---------- Listing ----------

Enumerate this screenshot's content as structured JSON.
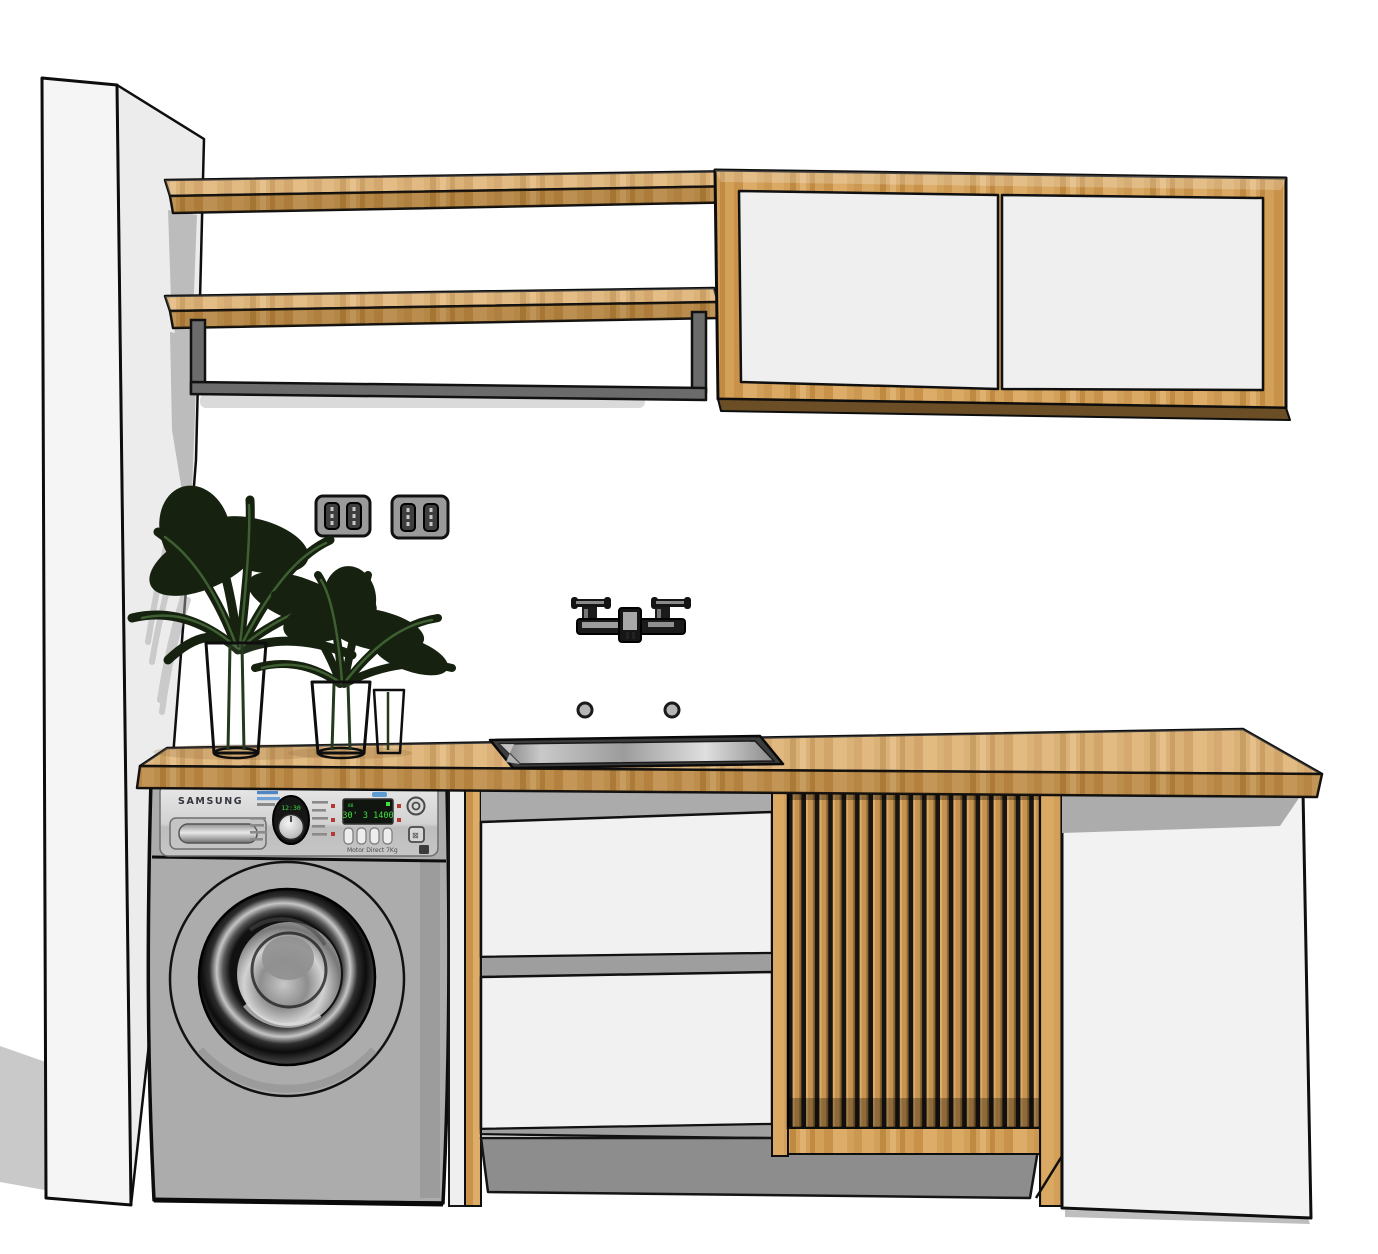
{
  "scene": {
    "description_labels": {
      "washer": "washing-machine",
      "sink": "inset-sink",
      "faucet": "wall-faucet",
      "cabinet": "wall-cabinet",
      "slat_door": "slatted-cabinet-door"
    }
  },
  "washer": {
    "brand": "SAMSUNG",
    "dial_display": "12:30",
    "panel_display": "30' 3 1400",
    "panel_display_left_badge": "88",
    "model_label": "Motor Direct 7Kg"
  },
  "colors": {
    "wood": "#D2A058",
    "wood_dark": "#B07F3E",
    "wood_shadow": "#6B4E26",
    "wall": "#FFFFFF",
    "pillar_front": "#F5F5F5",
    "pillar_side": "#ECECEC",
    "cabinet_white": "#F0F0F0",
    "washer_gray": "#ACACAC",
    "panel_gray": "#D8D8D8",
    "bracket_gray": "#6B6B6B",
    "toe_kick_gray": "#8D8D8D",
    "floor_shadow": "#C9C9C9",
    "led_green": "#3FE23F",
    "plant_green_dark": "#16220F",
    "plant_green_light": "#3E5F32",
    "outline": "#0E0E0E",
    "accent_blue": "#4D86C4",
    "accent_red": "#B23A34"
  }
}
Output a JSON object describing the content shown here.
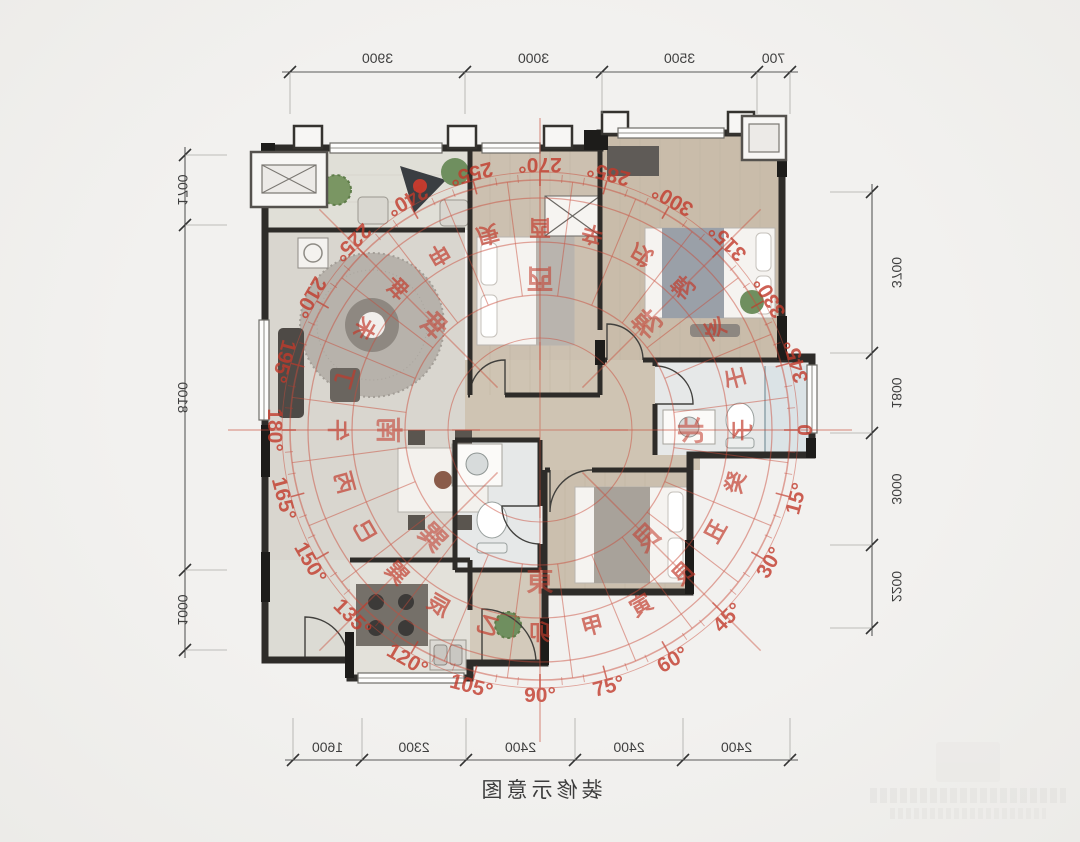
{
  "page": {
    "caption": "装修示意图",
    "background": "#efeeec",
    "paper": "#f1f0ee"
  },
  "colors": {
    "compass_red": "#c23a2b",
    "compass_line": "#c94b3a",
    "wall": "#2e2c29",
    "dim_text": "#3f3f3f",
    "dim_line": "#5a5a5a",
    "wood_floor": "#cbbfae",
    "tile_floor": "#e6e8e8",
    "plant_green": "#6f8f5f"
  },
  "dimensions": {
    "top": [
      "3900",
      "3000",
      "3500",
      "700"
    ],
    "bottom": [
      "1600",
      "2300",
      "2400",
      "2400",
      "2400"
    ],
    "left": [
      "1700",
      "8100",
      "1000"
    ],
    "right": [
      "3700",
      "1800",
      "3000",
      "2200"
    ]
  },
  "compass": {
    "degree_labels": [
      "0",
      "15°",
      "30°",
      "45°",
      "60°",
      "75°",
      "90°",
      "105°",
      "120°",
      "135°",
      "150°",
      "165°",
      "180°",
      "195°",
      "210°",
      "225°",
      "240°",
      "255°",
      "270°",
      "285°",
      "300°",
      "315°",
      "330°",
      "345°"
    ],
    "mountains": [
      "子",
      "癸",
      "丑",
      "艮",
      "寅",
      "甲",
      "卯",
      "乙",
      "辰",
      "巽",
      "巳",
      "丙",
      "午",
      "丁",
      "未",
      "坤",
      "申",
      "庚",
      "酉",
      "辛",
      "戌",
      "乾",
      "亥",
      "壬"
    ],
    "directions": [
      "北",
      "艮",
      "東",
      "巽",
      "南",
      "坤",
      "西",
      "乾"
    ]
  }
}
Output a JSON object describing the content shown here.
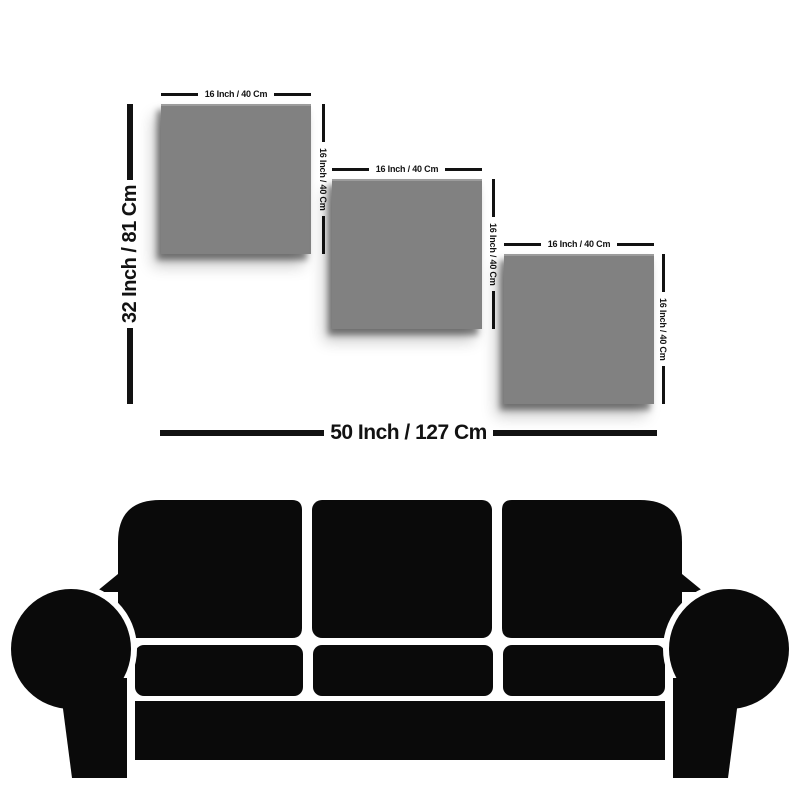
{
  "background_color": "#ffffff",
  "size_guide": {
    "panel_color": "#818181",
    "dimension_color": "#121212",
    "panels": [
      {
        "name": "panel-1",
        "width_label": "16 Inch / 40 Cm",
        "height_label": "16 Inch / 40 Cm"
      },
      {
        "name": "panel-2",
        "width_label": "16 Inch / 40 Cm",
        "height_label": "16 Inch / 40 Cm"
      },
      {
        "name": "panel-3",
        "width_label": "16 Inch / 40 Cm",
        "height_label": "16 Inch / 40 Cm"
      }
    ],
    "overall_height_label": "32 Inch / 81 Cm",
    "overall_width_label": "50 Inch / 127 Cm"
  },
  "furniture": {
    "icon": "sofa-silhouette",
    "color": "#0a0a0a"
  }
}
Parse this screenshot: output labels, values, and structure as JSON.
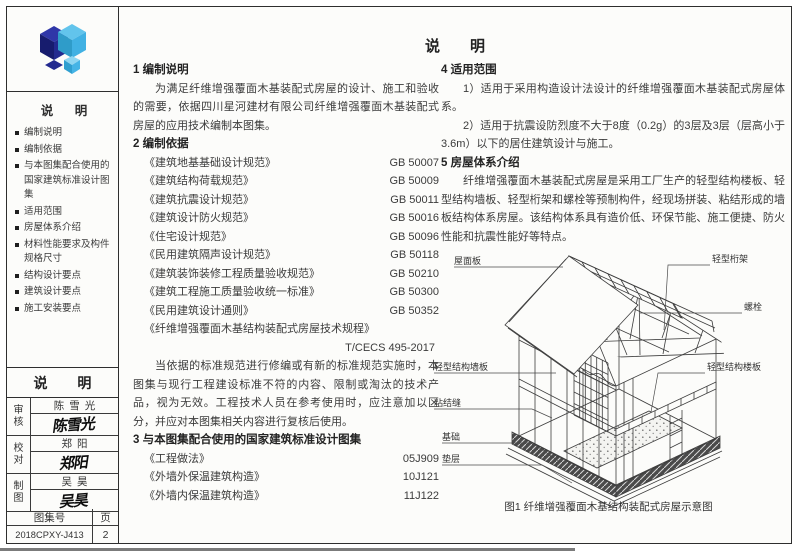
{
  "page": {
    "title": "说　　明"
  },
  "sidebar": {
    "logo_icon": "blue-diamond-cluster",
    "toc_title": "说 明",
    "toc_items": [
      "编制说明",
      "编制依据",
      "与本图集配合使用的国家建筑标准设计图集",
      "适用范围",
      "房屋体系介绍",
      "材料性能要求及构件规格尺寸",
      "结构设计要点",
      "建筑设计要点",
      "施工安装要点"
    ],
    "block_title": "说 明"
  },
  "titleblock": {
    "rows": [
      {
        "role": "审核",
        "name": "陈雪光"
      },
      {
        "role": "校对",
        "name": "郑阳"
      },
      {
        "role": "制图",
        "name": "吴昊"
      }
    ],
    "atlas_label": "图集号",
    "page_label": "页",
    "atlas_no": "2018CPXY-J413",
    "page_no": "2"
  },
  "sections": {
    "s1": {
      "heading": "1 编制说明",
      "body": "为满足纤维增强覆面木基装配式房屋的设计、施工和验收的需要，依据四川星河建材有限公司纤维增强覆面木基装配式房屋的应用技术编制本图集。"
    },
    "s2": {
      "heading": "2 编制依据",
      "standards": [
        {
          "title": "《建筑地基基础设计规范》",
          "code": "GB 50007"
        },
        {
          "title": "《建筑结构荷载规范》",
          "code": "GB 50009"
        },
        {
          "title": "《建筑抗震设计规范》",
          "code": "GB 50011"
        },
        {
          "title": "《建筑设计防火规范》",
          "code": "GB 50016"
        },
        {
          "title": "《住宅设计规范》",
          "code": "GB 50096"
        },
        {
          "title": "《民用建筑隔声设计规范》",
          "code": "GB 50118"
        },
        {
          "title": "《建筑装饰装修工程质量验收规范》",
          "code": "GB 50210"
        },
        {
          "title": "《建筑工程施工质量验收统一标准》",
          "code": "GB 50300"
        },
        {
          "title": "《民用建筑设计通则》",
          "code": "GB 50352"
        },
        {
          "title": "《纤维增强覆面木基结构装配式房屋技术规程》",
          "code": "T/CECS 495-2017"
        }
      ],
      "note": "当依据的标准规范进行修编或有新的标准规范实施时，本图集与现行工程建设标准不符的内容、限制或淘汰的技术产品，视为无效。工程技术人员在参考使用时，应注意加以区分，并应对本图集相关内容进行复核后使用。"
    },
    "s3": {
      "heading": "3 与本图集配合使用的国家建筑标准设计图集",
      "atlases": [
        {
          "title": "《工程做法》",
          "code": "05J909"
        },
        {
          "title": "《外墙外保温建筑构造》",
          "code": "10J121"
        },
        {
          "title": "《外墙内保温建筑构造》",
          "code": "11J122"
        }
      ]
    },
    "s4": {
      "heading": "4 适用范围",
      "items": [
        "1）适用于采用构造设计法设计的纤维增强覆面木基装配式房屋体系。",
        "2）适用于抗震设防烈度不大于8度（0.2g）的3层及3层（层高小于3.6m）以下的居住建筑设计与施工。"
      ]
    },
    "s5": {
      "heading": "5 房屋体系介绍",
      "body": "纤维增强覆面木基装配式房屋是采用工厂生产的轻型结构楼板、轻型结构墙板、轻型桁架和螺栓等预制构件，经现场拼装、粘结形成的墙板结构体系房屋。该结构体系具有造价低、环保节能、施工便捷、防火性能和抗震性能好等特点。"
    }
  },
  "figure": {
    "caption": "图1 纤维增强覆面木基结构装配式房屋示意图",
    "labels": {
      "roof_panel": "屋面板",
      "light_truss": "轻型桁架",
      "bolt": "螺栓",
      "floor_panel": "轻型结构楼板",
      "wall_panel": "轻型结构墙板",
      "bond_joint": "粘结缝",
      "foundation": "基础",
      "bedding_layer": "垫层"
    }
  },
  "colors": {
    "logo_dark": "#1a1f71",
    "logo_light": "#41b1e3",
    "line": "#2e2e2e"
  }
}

----------

Retype each entry precisely. Skip images entirely.

» Answer to the exercise
Enumerate this screenshot's content as structured JSON.
{
  "scene": {
    "description_labels": {
      "washer": "washing-machine",
      "sink": "inset-sink",
      "faucet": "wall-faucet",
      "cabinet": "wall-cabinet",
      "slat_door": "slatted-cabinet-door"
    }
  },
  "washer": {
    "brand": "SAMSUNG",
    "dial_display": "12:30",
    "panel_display": "30' 3 1400",
    "panel_display_left_badge": "88",
    "model_label": "Motor Direct 7Kg"
  },
  "colors": {
    "wood": "#D2A058",
    "wood_dark": "#B07F3E",
    "wood_shadow": "#6B4E26",
    "wall": "#FFFFFF",
    "pillar_front": "#F5F5F5",
    "pillar_side": "#ECECEC",
    "cabinet_white": "#F0F0F0",
    "washer_gray": "#ACACAC",
    "panel_gray": "#D8D8D8",
    "bracket_gray": "#6B6B6B",
    "toe_kick_gray": "#8D8D8D",
    "floor_shadow": "#C9C9C9",
    "led_green": "#3FE23F",
    "plant_green_dark": "#16220F",
    "plant_green_light": "#3E5F32",
    "outline": "#0E0E0E",
    "accent_blue": "#4D86C4",
    "accent_red": "#B23A34"
  }
}
Output a JSON object describing the content shown here.
{
  "page": {
    "caption": "装修示意图",
    "background": "#efeeec",
    "paper": "#f1f0ee"
  },
  "colors": {
    "compass_red": "#c23a2b",
    "compass_line": "#c94b3a",
    "wall": "#2e2c29",
    "dim_text": "#3f3f3f",
    "dim_line": "#5a5a5a",
    "wood_floor": "#cbbfae",
    "tile_floor": "#e6e8e8",
    "plant_green": "#6f8f5f"
  },
  "dimensions": {
    "top": [
      "3900",
      "3000",
      "3500",
      "700"
    ],
    "bottom": [
      "1600",
      "2300",
      "2400",
      "2400",
      "2400"
    ],
    "left": [
      "1700",
      "8100",
      "1000"
    ],
    "right": [
      "3700",
      "1800",
      "3000",
      "2200"
    ]
  },
  "compass": {
    "degree_labels": [
      "0",
      "15°",
      "30°",
      "45°",
      "60°",
      "75°",
      "90°",
      "105°",
      "120°",
      "135°",
      "150°",
      "165°",
      "180°",
      "195°",
      "210°",
      "225°",
      "240°",
      "255°",
      "270°",
      "285°",
      "300°",
      "315°",
      "330°",
      "345°"
    ],
    "mountains": [
      "子",
      "癸",
      "丑",
      "艮",
      "寅",
      "甲",
      "卯",
      "乙",
      "辰",
      "巽",
      "巳",
      "丙",
      "午",
      "丁",
      "未",
      "坤",
      "申",
      "庚",
      "酉",
      "辛",
      "戌",
      "乾",
      "亥",
      "壬"
    ],
    "directions": [
      "北",
      "艮",
      "東",
      "巽",
      "南",
      "坤",
      "西",
      "乾"
    ]
  }
}
Output a JSON object describing the content shown here.
{
  "background_color": "#ffffff",
  "size_guide": {
    "panel_color": "#818181",
    "dimension_color": "#121212",
    "panels": [
      {
        "name": "panel-1",
        "width_label": "16 Inch / 40 Cm",
        "height_label": "16 Inch / 40 Cm"
      },
      {
        "name": "panel-2",
        "width_label": "16 Inch / 40 Cm",
        "height_label": "16 Inch / 40 Cm"
      },
      {
        "name": "panel-3",
        "width_label": "16 Inch / 40 Cm",
        "height_label": "16 Inch / 40 Cm"
      }
    ],
    "overall_height_label": "32 Inch / 81 Cm",
    "overall_width_label": "50 Inch / 127 Cm"
  },
  "furniture": {
    "icon": "sofa-silhouette",
    "color": "#0a0a0a"
  }
}
Parse this screenshot: output labels, values, and structure as JSON.
{
  "page": {
    "title": "说　　明"
  },
  "sidebar": {
    "logo_icon": "blue-diamond-cluster",
    "toc_title": "说 明",
    "toc_items": [
      "编制说明",
      "编制依据",
      "与本图集配合使用的国家建筑标准设计图集",
      "适用范围",
      "房屋体系介绍",
      "材料性能要求及构件规格尺寸",
      "结构设计要点",
      "建筑设计要点",
      "施工安装要点"
    ],
    "block_title": "说 明"
  },
  "titleblock": {
    "rows": [
      {
        "role": "审核",
        "name": "陈雪光"
      },
      {
        "role": "校对",
        "name": "郑阳"
      },
      {
        "role": "制图",
        "name": "吴昊"
      }
    ],
    "atlas_label": "图集号",
    "page_label": "页",
    "atlas_no": "2018CPXY-J413",
    "page_no": "2"
  },
  "sections": {
    "s1": {
      "heading": "1 编制说明",
      "body": "为满足纤维增强覆面木基装配式房屋的设计、施工和验收的需要，依据四川星河建材有限公司纤维增强覆面木基装配式房屋的应用技术编制本图集。"
    },
    "s2": {
      "heading": "2 编制依据",
      "standards": [
        {
          "title": "《建筑地基基础设计规范》",
          "code": "GB 50007"
        },
        {
          "title": "《建筑结构荷载规范》",
          "code": "GB 50009"
        },
        {
          "title": "《建筑抗震设计规范》",
          "code": "GB 50011"
        },
        {
          "title": "《建筑设计防火规范》",
          "code": "GB 50016"
        },
        {
          "title": "《住宅设计规范》",
          "code": "GB 50096"
        },
        {
          "title": "《民用建筑隔声设计规范》",
          "code": "GB 50118"
        },
        {
          "title": "《建筑装饰装修工程质量验收规范》",
          "code": "GB 50210"
        },
        {
          "title": "《建筑工程施工质量验收统一标准》",
          "code": "GB 50300"
        },
        {
          "title": "《民用建筑设计通则》",
          "code": "GB 50352"
        },
        {
          "title": "《纤维增强覆面木基结构装配式房屋技术规程》",
          "code": "T/CECS 495-2017"
        }
      ],
      "note": "当依据的标准规范进行修编或有新的标准规范实施时，本图集与现行工程建设标准不符的内容、限制或淘汰的技术产品，视为无效。工程技术人员在参考使用时，应注意加以区分，并应对本图集相关内容进行复核后使用。"
    },
    "s3": {
      "heading": "3 与本图集配合使用的国家建筑标准设计图集",
      "atlases": [
        {
          "title": "《工程做法》",
          "code": "05J909"
        },
        {
          "title": "《外墙外保温建筑构造》",
          "code": "10J121"
        },
        {
          "title": "《外墙内保温建筑构造》",
          "code": "11J122"
        }
      ]
    },
    "s4": {
      "heading": "4 适用范围",
      "items": [
        "1）适用于采用构造设计法设计的纤维增强覆面木基装配式房屋体系。",
        "2）适用于抗震设防烈度不大于8度（0.2g）的3层及3层（层高小于3.6m）以下的居住建筑设计与施工。"
      ]
    },
    "s5": {
      "heading": "5 房屋体系介绍",
      "body": "纤维增强覆面木基装配式房屋是采用工厂生产的轻型结构楼板、轻型结构墙板、轻型桁架和螺栓等预制构件，经现场拼装、粘结形成的墙板结构体系房屋。该结构体系具有造价低、环保节能、施工便捷、防火性能和抗震性能好等特点。"
    }
  },
  "figure": {
    "caption": "图1 纤维增强覆面木基结构装配式房屋示意图",
    "labels": {
      "roof_panel": "屋面板",
      "light_truss": "轻型桁架",
      "bolt": "螺栓",
      "floor_panel": "轻型结构楼板",
      "wall_panel": "轻型结构墙板",
      "bond_joint": "粘结缝",
      "foundation": "基础",
      "bedding_layer": "垫层"
    }
  },
  "colors": {
    "logo_dark": "#1a1f71",
    "logo_light": "#41b1e3",
    "line": "#2e2e2e"
  }
}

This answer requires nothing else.